# start of RECORDS FOR PROCESSING

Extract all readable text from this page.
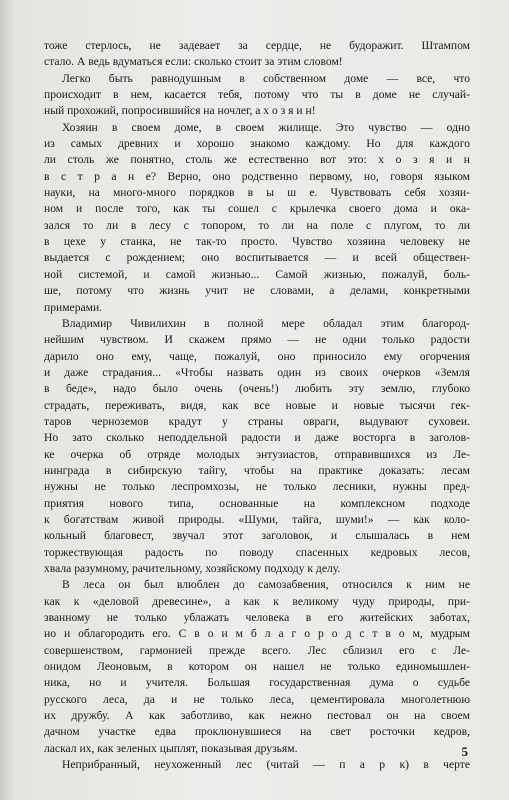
тоже стерлось, не задевает за сердце, не будоражит. Штампом
стало. А ведь вдуматься если: сколько стоит за этим словом!
Легко быть равнодушным в собственном доме — все, что
происходит в нем, касается тебя, потому что ты в доме не случай-
ный прохожий, попросившийся на ночлег, а х о з я и н!
Хозяин в своем доме, в своем жилище. Это чувство — одно
из самых древних и хорошо знакомо каждому. Но для каждого
ли столь же понятно, столь же естественно вот это: х о з я и н
в с т р а н е? Верно, оно родственно первому, но, говоря языком
науки, на много-много порядков в ы ш е. Чувствовать себя хозяи-
ном и после того, как ты сошел с крылечка своего дома и ока-
зался то ли в лесу с топором, то ли на поле с плугом, то ли
в цехе у станка, не так-то просто. Чувство хозяина человеку не
выдается с рождением; оно воспитывается — и всей обществен-
ной системой, и самой жизнью... Самой жизнью, пожалуй, боль-
ше, потому что жизнь учит не словами, а делами, конкретными
примерами.
Владимир Чивилихин в полной мере обладал этим благород-
нейшим чувством. И скажем прямо — не одни только радости
дарило оно ему, чаще, пожалуй, оно приносило ему огорчения
и даже страдания... «Чтобы назвать один из своих очерков «Земля
в беде», надо было очень (очень!) любить эту землю, глубоко
страдать, переживать, видя, как все новые и новые тысячи гек-
таров черноземов крадут у страны овраги, выдувают суховеи.
Но зато сколько неподдельной радости и даже восторга в заголов-
ке очерка об отряде молодых энтузиастов, отправившихся из Ле-
нинграда в сибирскую тайгу, чтобы на практике доказать: лесам
нужны не только леспромхозы, не только лесники, нужны пред-
приятия нового типа, основанные на комплексном подходе
к богатствам живой природы. «Шуми, тайга, шуми!» — как коло-
кольный благовест, звучал этот заголовок, и слышалась в нем
торжествующая радость по поводу спасенных кедровых лесов,
хвала разумному, рачительному, хозяйскому подходу к делу.
В леса он был влюблен до самозабвения, относился к ним не
как к «деловой древесине», а как к великому чуду природы, при-
званному не только ублажать человека в его житейских заботах,
но и облагородить его. С в о и м б л а г о р о д с т в о м, мудрым
совершенством, гармонией прежде всего. Лес сблизил его с Ле-
онидом Леоновым, в котором он нашел не только единомышлен-
ника, но и учителя. Большая государственная дума о судьбе
русского леса, да и не только леса, цементировала многолетнюю
их дружбу. А как заботливо, как нежно пестовал он на своем
дачном участке едва проклюнувшиеся на свет росточки кедров,
ласкал их, как зеленых цыплят, показывая друзьям.
Неприбранный, неухоженный лес (читай — п а р к) в черте
5
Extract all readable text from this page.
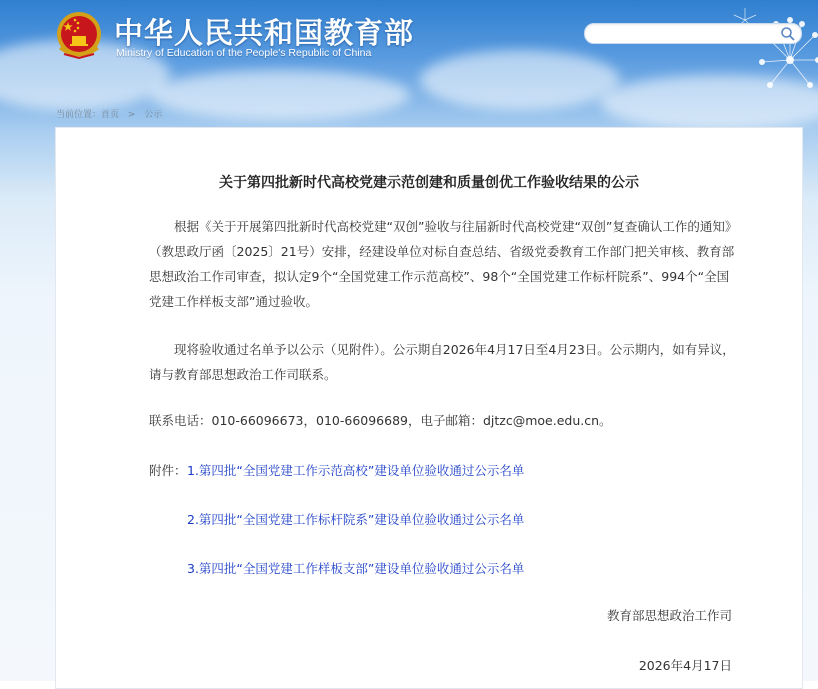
中华人民共和国教育部
Ministry of Education of the People's Republic of China
当前位置：首页 > 公示
关于第四批新时代高校党建示范创建和质量创优工作验收结果的公示
根据《关于开展第四批新时代高校党建“双创”验收与往届新时代高校党建“双创”复查确认工作的通知》（教思政厅函〔2025〕21号）安排，经建设单位对标自查总结、省级党委教育工作部门把关审核、教育部思想政治工作司审查，拟认定9个“全国党建工作示范高校”、98个“全国党建工作标杆院系”、994个“全国党建工作样板支部”通过验收。
现将验收通过名单予以公示（见附件）。公示期自2026年4月17日至4月23日。公示期内，如有异议，请与教育部思想政治工作司联系。
联系电话：010-66096673，010-66096689，电子邮箱：djtzc@moe.edu.cn。
附件： 1.第四批“全国党建工作示范高校”建设单位验收通过公示名单
2.第四批“全国党建工作标杆院系”建设单位验收通过公示名单
3.第四批“全国党建工作样板支部”建设单位验收通过公示名单
教育部思想政治工作司
2026年4月17日
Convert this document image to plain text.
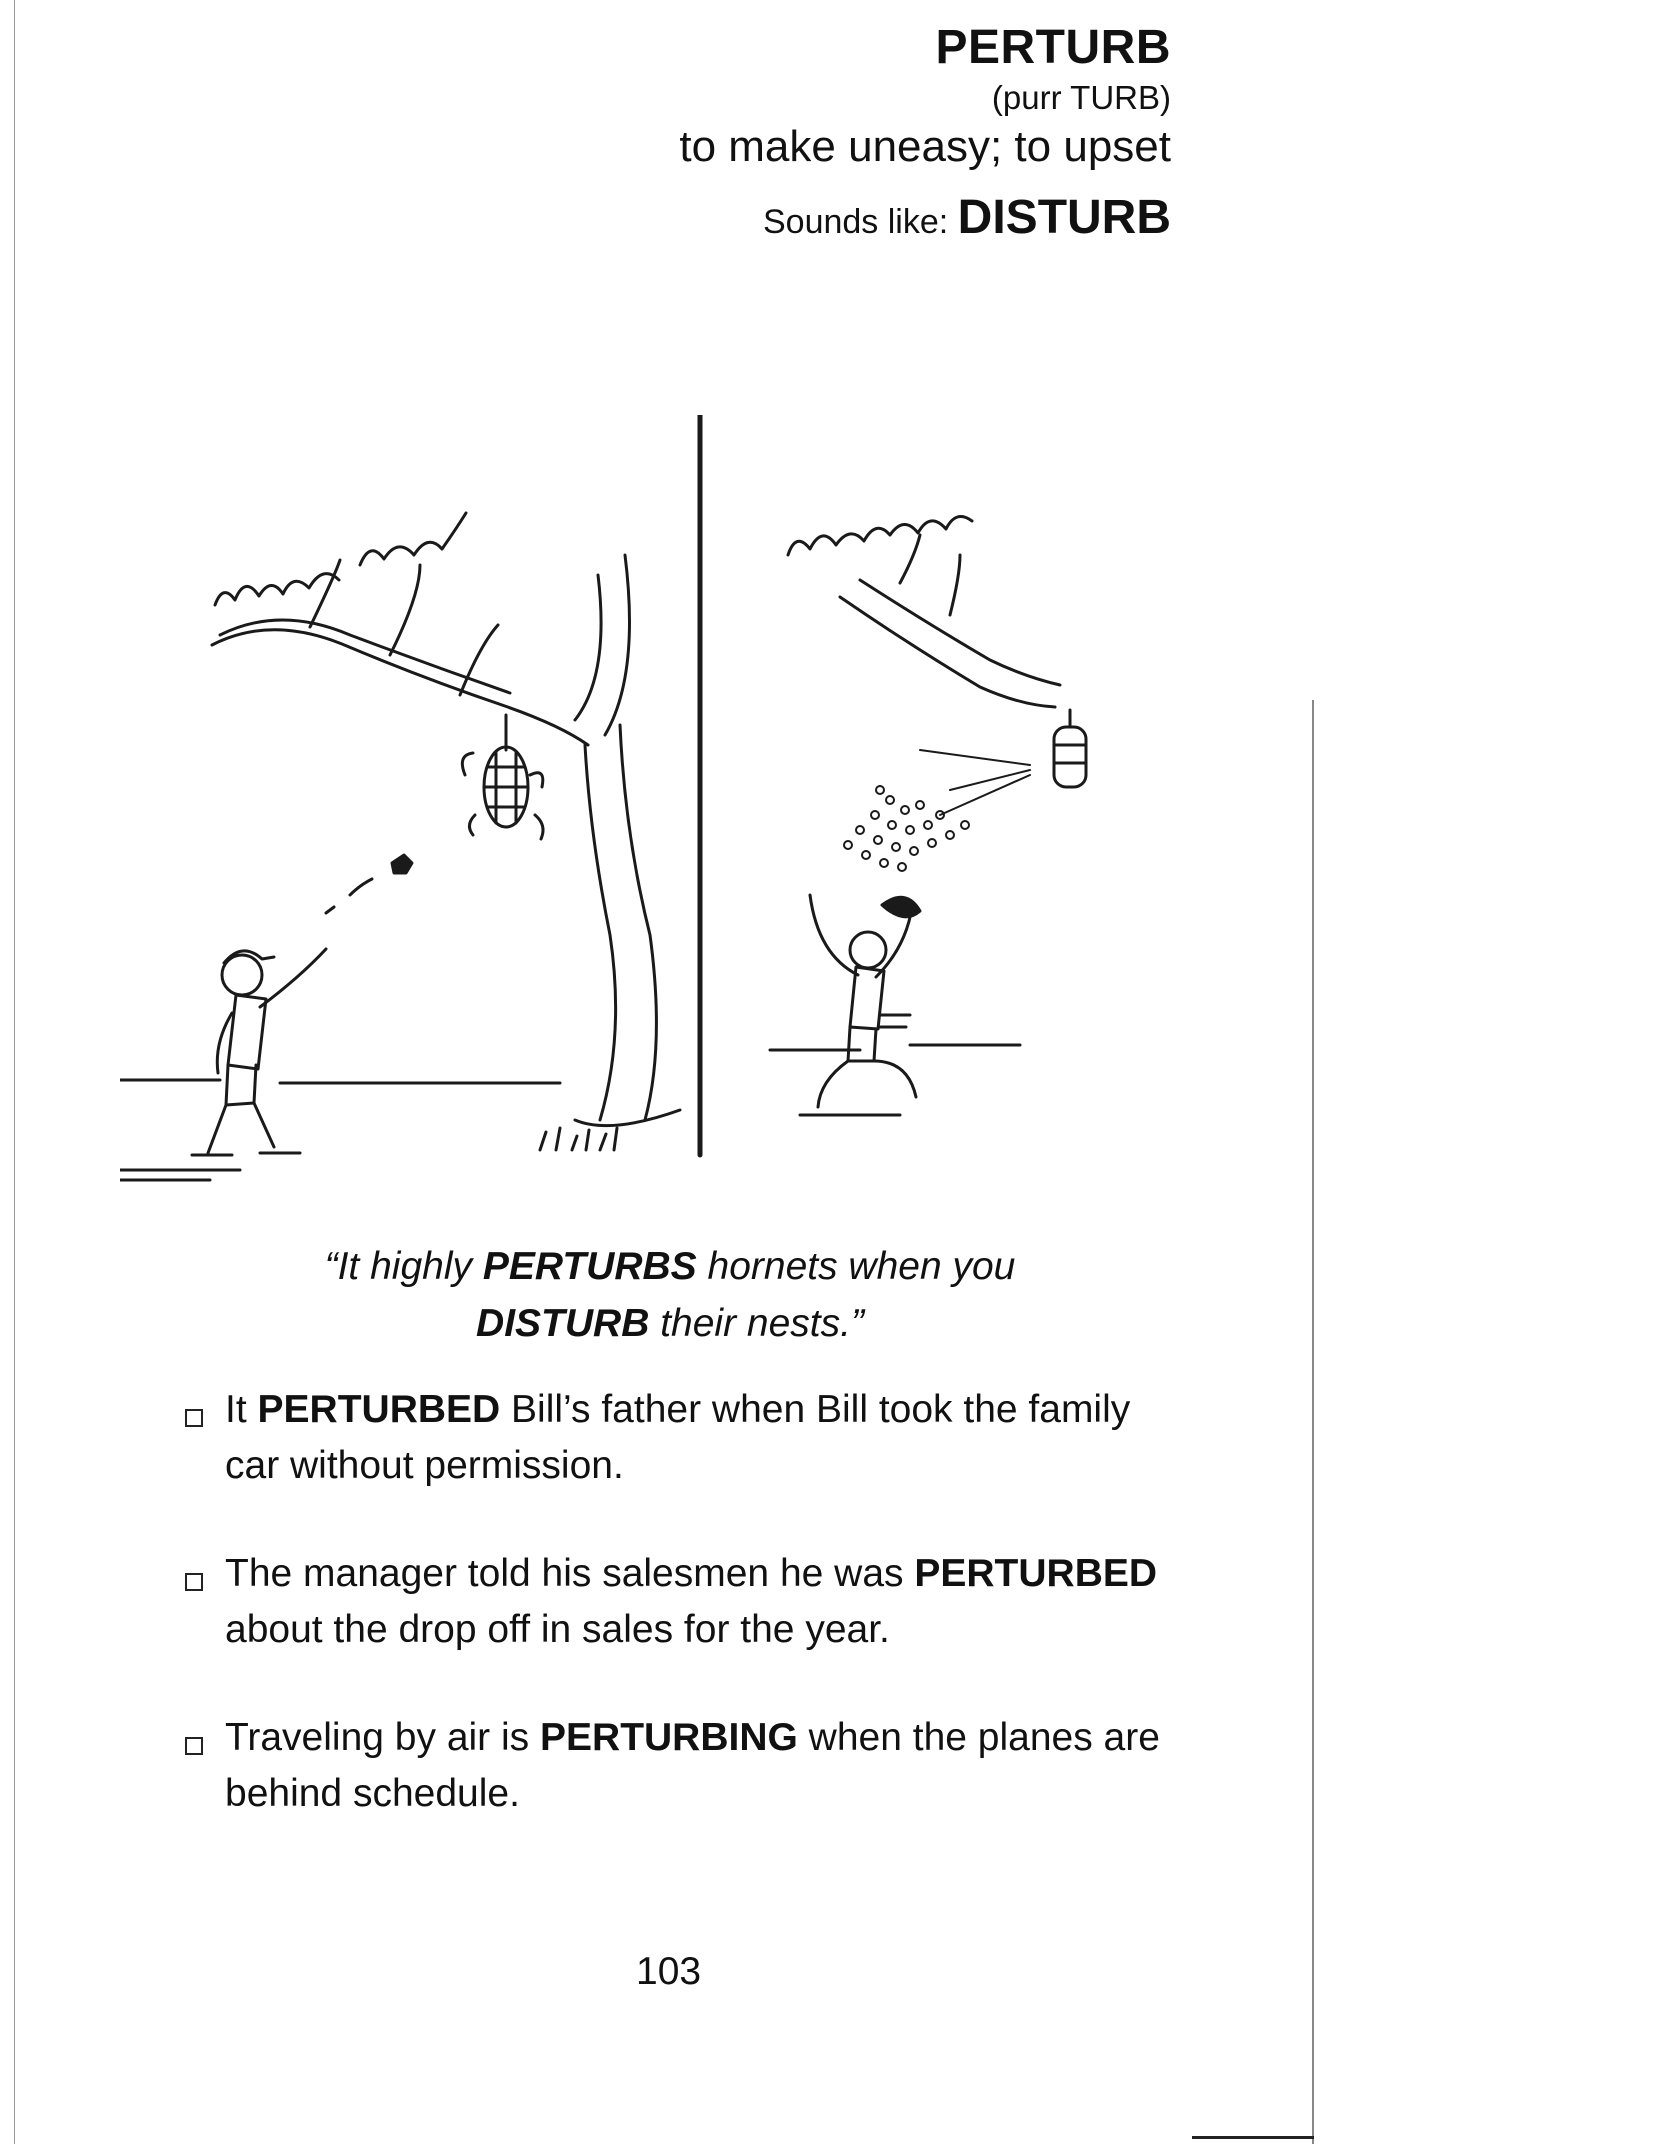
PERTURB
(purr TURB)
to make uneasy; to upset
Sounds like: DISTURB
“It highly PERTURBS hornets when you
DISTURB their nests.”
It PERTURBED Bill’s father when Bill took the family car without permission.
The manager told his salesmen he was PERTURBED about the drop off in sales for the year.
Traveling by air is PERTURBING when the planes are behind schedule.
103
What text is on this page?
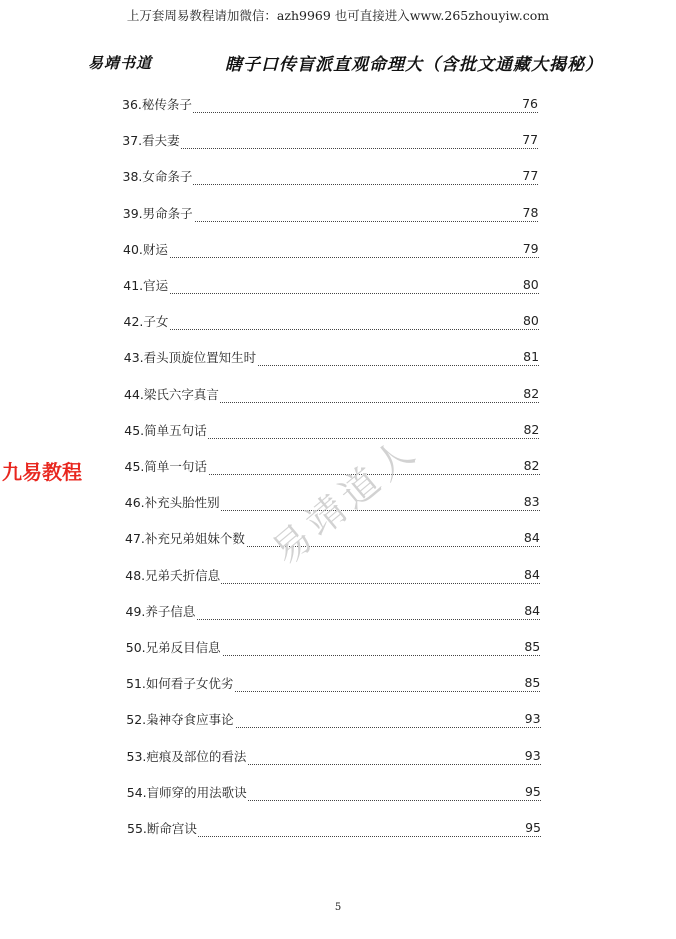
上万套周易教程请加微信：azh9969 也可直接进入www.265zhouyiw.com
易靖书道	瞎子口传盲派直观命理大（含批文通藏大揭秘）
36.秘传条子	76
37.看夫妻	77
38.女命条子	77
39.男命条子	78
40.财运	79
41.官运	80
42.子女	80
43.看头顶旋位置知生时	81
44.梁氏六字真言	82
45.简单五句话	82
45.简单一句话	82
46.补充头胎性别	83
47.补充兄弟姐妹个数	84
48.兄弟夭折信息	84
49.养子信息	84
50.兄弟反目信息	85
51.如何看子女优劣	85
52.枭神夺食应事论	93
53.疤痕及部位的看法	93
54.盲师穿的用法歌诀	95
55.断命宫诀	95
九易教程	易靖道人
5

# end of RECORDS FOR PROCESSING

* [WHAT YOU SHOULD DO]: State how many lines of the material contain the string "PERTURBED", with no other words.

* [COMPLETED TASK]: 2